------ Given entries

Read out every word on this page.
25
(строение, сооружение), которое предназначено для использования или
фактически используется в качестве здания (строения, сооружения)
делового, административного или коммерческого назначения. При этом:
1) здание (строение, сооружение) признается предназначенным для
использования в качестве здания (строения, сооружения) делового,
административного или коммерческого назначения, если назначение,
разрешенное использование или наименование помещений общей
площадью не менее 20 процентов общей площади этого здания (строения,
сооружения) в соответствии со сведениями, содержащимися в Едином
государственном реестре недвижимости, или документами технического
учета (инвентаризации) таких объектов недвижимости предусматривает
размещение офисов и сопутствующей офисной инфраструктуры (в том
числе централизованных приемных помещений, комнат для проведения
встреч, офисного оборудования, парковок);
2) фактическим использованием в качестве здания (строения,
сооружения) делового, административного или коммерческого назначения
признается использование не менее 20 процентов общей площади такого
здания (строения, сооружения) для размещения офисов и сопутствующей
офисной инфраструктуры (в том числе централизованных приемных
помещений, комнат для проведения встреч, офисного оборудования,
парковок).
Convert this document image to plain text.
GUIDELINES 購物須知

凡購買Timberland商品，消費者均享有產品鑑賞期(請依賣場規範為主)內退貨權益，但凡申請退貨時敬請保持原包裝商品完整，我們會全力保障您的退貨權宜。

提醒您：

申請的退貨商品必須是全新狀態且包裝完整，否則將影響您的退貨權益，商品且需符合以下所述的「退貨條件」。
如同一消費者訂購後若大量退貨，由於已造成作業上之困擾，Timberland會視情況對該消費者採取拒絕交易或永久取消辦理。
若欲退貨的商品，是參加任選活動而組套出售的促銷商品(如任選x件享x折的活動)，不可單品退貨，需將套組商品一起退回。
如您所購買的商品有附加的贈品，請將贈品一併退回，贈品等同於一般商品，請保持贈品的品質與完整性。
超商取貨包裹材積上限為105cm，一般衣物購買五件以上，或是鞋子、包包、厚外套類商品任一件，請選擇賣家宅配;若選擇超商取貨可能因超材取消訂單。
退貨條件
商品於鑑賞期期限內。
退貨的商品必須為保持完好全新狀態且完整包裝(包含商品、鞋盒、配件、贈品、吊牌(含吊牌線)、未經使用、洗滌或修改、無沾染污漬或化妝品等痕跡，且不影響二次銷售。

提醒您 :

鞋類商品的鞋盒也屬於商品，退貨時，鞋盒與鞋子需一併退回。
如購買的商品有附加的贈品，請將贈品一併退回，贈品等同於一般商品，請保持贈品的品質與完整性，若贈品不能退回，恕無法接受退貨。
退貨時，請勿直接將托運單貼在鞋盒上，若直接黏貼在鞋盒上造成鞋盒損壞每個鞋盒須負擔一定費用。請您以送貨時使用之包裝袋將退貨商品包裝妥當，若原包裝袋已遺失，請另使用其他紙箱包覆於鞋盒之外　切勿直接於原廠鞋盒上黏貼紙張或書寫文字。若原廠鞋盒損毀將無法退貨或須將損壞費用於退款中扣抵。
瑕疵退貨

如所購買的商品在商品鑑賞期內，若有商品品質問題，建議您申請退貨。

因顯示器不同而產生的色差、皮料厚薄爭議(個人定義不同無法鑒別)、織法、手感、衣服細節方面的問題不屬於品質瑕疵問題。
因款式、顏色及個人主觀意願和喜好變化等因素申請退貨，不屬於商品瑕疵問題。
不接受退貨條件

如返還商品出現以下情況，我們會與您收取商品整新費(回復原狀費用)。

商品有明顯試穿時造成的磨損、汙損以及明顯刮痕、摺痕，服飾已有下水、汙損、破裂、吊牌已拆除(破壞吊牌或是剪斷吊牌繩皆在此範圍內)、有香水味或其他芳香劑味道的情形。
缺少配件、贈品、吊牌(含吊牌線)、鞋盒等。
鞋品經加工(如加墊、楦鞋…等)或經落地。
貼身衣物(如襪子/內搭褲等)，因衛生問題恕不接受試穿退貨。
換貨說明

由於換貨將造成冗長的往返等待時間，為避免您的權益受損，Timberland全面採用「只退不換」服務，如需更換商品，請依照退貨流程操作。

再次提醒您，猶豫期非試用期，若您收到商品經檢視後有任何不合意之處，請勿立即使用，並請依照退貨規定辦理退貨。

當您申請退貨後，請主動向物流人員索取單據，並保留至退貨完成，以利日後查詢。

------------

Pull out each line of the listing that holds the string "делового".

__Exercise solution__.
делового, административного или коммерческого назначения. При этом:
использования в качестве здания (строения, сооружения) делового,
сооружения) делового, административного или коммерческого назначения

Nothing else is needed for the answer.